* Begin Records for this task *

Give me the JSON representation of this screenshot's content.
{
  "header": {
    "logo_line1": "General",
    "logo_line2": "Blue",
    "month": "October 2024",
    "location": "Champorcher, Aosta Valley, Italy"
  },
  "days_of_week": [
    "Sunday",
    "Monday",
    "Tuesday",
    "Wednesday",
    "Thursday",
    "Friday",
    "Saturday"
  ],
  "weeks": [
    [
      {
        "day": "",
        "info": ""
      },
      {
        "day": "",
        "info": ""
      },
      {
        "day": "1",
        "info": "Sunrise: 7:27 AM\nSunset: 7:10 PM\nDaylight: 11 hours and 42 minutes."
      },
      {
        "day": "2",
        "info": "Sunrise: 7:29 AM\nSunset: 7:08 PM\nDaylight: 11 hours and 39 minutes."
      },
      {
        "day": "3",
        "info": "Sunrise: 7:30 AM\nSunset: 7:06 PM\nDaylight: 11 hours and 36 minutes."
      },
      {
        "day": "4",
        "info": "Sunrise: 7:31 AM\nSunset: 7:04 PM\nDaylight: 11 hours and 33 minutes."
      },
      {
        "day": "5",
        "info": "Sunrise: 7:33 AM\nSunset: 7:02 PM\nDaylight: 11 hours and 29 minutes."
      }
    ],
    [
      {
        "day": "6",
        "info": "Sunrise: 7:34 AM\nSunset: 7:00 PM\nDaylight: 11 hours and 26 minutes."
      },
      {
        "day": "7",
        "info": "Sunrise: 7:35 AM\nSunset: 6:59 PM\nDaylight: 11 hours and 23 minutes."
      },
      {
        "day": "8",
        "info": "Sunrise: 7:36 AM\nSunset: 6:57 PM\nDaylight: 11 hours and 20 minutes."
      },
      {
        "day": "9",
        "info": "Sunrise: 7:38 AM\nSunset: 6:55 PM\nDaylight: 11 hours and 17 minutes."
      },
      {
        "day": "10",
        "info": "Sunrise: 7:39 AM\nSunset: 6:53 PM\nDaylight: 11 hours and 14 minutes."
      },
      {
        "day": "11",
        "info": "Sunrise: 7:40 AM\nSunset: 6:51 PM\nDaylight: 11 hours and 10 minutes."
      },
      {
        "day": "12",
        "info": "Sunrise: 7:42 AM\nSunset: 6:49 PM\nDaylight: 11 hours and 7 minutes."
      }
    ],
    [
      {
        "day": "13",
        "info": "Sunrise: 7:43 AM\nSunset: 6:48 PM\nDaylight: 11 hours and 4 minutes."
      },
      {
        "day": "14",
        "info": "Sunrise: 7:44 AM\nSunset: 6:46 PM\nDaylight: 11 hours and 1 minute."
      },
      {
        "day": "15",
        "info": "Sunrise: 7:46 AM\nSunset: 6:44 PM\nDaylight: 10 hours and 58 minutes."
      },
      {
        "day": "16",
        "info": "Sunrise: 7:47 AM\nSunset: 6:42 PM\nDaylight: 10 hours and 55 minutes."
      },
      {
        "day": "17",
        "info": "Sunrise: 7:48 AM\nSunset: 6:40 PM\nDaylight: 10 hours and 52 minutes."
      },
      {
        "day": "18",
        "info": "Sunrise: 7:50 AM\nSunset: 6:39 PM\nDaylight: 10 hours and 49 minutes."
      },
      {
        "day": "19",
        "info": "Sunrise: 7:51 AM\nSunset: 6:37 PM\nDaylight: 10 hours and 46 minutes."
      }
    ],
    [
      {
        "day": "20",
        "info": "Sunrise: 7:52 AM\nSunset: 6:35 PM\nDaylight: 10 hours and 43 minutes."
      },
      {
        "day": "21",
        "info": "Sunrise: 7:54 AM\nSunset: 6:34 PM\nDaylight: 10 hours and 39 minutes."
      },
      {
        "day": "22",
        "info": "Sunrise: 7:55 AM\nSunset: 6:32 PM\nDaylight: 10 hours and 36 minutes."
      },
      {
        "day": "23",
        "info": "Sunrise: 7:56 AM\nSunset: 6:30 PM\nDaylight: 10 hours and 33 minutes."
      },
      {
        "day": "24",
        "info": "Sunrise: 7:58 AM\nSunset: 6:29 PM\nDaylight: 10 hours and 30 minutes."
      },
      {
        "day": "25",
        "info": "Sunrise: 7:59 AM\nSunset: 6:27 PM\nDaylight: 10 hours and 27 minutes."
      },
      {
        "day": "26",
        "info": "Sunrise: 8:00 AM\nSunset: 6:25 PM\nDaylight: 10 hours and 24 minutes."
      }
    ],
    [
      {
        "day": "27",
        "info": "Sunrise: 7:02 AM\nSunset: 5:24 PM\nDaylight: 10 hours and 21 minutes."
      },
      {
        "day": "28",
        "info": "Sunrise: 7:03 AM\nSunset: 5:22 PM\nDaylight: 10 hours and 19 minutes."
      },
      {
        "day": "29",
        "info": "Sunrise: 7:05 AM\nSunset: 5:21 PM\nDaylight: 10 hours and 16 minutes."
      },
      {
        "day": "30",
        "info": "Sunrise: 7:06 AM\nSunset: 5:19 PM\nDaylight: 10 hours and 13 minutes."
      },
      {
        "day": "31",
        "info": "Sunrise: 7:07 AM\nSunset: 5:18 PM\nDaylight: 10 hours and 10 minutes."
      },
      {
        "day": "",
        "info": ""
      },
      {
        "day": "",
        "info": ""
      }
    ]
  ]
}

* End Records for this task *

[Aim] Write out the whole listing again, exactly as it stands.

[Output for this exercise]
Give me the JSON representation of this screenshot's content.
{
  "header": {
    "logo_line1": "General",
    "logo_line2": "Blue",
    "month": "October 2024",
    "location": "Champorcher, Aosta Valley, Italy"
  },
  "days_of_week": [
    "Sunday",
    "Monday",
    "Tuesday",
    "Wednesday",
    "Thursday",
    "Friday",
    "Saturday"
  ],
  "weeks": [
    [
      {
        "day": "",
        "info": ""
      },
      {
        "day": "",
        "info": ""
      },
      {
        "day": "1",
        "info": "Sunrise: 7:27 AM\nSunset: 7:10 PM\nDaylight: 11 hours and 42 minutes."
      },
      {
        "day": "2",
        "info": "Sunrise: 7:29 AM\nSunset: 7:08 PM\nDaylight: 11 hours and 39 minutes."
      },
      {
        "day": "3",
        "info": "Sunrise: 7:30 AM\nSunset: 7:06 PM\nDaylight: 11 hours and 36 minutes."
      },
      {
        "day": "4",
        "info": "Sunrise: 7:31 AM\nSunset: 7:04 PM\nDaylight: 11 hours and 33 minutes."
      },
      {
        "day": "5",
        "info": "Sunrise: 7:33 AM\nSunset: 7:02 PM\nDaylight: 11 hours and 29 minutes."
      }
    ],
    [
      {
        "day": "6",
        "info": "Sunrise: 7:34 AM\nSunset: 7:00 PM\nDaylight: 11 hours and 26 minutes."
      },
      {
        "day": "7",
        "info": "Sunrise: 7:35 AM\nSunset: 6:59 PM\nDaylight: 11 hours and 23 minutes."
      },
      {
        "day": "8",
        "info": "Sunrise: 7:36 AM\nSunset: 6:57 PM\nDaylight: 11 hours and 20 minutes."
      },
      {
        "day": "9",
        "info": "Sunrise: 7:38 AM\nSunset: 6:55 PM\nDaylight: 11 hours and 17 minutes."
      },
      {
        "day": "10",
        "info": "Sunrise: 7:39 AM\nSunset: 6:53 PM\nDaylight: 11 hours and 14 minutes."
      },
      {
        "day": "11",
        "info": "Sunrise: 7:40 AM\nSunset: 6:51 PM\nDaylight: 11 hours and 10 minutes."
      },
      {
        "day": "12",
        "info": "Sunrise: 7:42 AM\nSunset: 6:49 PM\nDaylight: 11 hours and 7 minutes."
      }
    ],
    [
      {
        "day": "13",
        "info": "Sunrise: 7:43 AM\nSunset: 6:48 PM\nDaylight: 11 hours and 4 minutes."
      },
      {
        "day": "14",
        "info": "Sunrise: 7:44 AM\nSunset: 6:46 PM\nDaylight: 11 hours and 1 minute."
      },
      {
        "day": "15",
        "info": "Sunrise: 7:46 AM\nSunset: 6:44 PM\nDaylight: 10 hours and 58 minutes."
      },
      {
        "day": "16",
        "info": "Sunrise: 7:47 AM\nSunset: 6:42 PM\nDaylight: 10 hours and 55 minutes."
      },
      {
        "day": "17",
        "info": "Sunrise: 7:48 AM\nSunset: 6:40 PM\nDaylight: 10 hours and 52 minutes."
      },
      {
        "day": "18",
        "info": "Sunrise: 7:50 AM\nSunset: 6:39 PM\nDaylight: 10 hours and 49 minutes."
      },
      {
        "day": "19",
        "info": "Sunrise: 7:51 AM\nSunset: 6:37 PM\nDaylight: 10 hours and 46 minutes."
      }
    ],
    [
      {
        "day": "20",
        "info": "Sunrise: 7:52 AM\nSunset: 6:35 PM\nDaylight: 10 hours and 43 minutes."
      },
      {
        "day": "21",
        "info": "Sunrise: 7:54 AM\nSunset: 6:34 PM\nDaylight: 10 hours and 39 minutes."
      },
      {
        "day": "22",
        "info": "Sunrise: 7:55 AM\nSunset: 6:32 PM\nDaylight: 10 hours and 36 minutes."
      },
      {
        "day": "23",
        "info": "Sunrise: 7:56 AM\nSunset: 6:30 PM\nDaylight: 10 hours and 33 minutes."
      },
      {
        "day": "24",
        "info": "Sunrise: 7:58 AM\nSunset: 6:29 PM\nDaylight: 10 hours and 30 minutes."
      },
      {
        "day": "25",
        "info": "Sunrise: 7:59 AM\nSunset: 6:27 PM\nDaylight: 10 hours and 27 minutes."
      },
      {
        "day": "26",
        "info": "Sunrise: 8:00 AM\nSunset: 6:25 PM\nDaylight: 10 hours and 24 minutes."
      }
    ],
    [
      {
        "day": "27",
        "info": "Sunrise: 7:02 AM\nSunset: 5:24 PM\nDaylight: 10 hours and 21 minutes."
      },
      {
        "day": "28",
        "info": "Sunrise: 7:03 AM\nSunset: 5:22 PM\nDaylight: 10 hours and 19 minutes."
      },
      {
        "day": "29",
        "info": "Sunrise: 7:05 AM\nSunset: 5:21 PM\nDaylight: 10 hours and 16 minutes."
      },
      {
        "day": "30",
        "info": "Sunrise: 7:06 AM\nSunset: 5:19 PM\nDaylight: 10 hours and 13 minutes."
      },
      {
        "day": "31",
        "info": "Sunrise: 7:07 AM\nSunset: 5:18 PM\nDaylight: 10 hours and 10 minutes."
      },
      {
        "day": "",
        "info": ""
      },
      {
        "day": "",
        "info": ""
      }
    ]
  ]
}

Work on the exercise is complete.